> GIVEN TEXT
================

# Pop Shot, is this you?



## e~shot (Jun 3, 2010)




----------



## Danny0663 (Mar 15, 2011)

Nah .. no way. Steve would of just jumped in and snatched that shark *OHHH HELL NO, NO YOU DID INT' * 

That vid is awesome


----------



## Hrawk (Oct 25, 2010)

Nah, if it was Pop, he would have turned around and shot it with his SPS.


----------



## lightgeoduck (Apr 3, 2011)

Nope, I am pretty sure that was a shark.

LGD


----------



## Rayshot (Feb 1, 2010)

Nah, his voice is too high. Although his little guys might have been drawn up a bit and therefore the higher pitch.


----------



## orcrender (Sep 11, 2010)

Cheeky shark looking for a snack.


----------



## treefork (Feb 1, 2010)

Now that's FISHING! What a rush.


----------



## Tex-Shooter (Dec 17, 2009)

Two of my friends and I were wade fishing in the Gulf. Two of us fished together all the time and it was the first time out for the third. Well he hook a big fish and got very excited. My fishing buddy and myself knew it was about a 4 foot shark and backed off from him a bit just to see what he would do. He said the fish was starting to wear out and said (I can just about see him and its a, a, a, a, SHARK!!!!). He then turned and ran up on the beach with his drag running. To make a long story short we helped land the shark and release it. -- Tex


----------



## bigron (Nov 29, 2012)

i wonder how long it took his butt to release the seat he looked awfully drawn up :shocked:


----------



## Beanflip (Sep 11, 2010)

Holy crap! That was awesome! My freind and I love top water bass fishing but that is a whole other level!


----------

================

Rows from a dataset:
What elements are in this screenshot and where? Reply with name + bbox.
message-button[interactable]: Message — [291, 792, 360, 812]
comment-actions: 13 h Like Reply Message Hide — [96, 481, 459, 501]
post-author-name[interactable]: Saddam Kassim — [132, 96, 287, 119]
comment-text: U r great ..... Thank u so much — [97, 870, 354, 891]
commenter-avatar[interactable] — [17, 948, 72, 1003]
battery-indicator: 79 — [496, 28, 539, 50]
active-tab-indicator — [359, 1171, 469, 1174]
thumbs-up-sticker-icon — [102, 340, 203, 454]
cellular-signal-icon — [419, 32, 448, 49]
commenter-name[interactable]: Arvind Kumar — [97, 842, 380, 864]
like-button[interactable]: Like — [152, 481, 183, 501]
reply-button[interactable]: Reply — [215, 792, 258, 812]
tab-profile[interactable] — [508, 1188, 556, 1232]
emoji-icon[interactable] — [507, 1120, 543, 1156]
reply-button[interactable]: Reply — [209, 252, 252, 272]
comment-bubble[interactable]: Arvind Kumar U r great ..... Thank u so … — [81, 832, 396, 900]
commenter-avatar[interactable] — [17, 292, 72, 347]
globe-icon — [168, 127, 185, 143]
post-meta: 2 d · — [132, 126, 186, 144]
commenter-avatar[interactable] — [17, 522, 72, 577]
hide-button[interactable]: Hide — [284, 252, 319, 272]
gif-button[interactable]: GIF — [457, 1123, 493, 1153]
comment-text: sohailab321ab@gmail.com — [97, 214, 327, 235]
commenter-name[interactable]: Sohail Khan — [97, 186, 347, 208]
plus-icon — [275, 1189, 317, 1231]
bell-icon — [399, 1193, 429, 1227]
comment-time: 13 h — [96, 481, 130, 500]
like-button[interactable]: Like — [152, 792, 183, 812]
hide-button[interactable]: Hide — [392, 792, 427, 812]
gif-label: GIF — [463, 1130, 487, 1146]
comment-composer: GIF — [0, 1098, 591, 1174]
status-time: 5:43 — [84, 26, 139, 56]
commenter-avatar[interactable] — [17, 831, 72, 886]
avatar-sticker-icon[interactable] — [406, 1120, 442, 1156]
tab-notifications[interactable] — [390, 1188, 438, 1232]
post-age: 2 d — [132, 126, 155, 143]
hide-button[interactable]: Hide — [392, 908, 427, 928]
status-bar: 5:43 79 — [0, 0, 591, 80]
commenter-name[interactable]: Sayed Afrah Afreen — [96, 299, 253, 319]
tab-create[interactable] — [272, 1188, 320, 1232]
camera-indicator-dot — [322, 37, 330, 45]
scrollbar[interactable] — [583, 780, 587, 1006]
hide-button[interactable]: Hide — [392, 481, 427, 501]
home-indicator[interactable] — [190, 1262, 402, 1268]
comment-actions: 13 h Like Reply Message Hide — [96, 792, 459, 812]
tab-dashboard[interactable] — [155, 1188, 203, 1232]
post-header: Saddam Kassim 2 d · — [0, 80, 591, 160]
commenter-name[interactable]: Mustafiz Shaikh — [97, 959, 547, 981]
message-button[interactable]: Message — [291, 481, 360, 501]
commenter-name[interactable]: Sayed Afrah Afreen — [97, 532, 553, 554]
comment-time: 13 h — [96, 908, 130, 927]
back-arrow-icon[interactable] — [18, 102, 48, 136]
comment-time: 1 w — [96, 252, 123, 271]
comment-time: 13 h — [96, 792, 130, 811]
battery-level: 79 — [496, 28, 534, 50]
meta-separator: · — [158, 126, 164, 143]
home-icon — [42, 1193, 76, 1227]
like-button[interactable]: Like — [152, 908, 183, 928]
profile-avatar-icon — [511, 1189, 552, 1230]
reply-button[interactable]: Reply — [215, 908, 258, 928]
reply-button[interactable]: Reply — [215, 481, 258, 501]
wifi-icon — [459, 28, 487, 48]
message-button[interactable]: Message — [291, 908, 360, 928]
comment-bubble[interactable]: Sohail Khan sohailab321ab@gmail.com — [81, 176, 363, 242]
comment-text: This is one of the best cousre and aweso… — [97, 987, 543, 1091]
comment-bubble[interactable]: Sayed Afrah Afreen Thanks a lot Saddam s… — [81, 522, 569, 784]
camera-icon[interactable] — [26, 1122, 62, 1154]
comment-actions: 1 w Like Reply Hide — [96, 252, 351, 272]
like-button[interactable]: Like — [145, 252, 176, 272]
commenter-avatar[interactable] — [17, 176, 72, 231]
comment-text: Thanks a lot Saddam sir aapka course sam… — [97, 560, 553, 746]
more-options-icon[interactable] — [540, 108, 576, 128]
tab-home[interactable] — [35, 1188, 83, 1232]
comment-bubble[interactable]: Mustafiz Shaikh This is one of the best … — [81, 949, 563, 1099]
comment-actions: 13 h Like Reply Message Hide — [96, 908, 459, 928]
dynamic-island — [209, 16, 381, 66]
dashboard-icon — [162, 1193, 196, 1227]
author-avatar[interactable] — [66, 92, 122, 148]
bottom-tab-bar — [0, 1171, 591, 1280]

================

> TASK STATEMENT
Quote the shark thread word for word, beginning at the words that contain "Nah .. no way." and stopping after "with his SPS.".

> EXERCISE ANSWER
Nah .. no way. Steve would of just jumped in and snatched that shark *OHHH HELL NO, NO YOU DID INT' * 

That vid is awesome


----------



## Hrawk (Oct 25, 2010)

Nah, if it was Pop, he would have turned around and shot it with his SPS.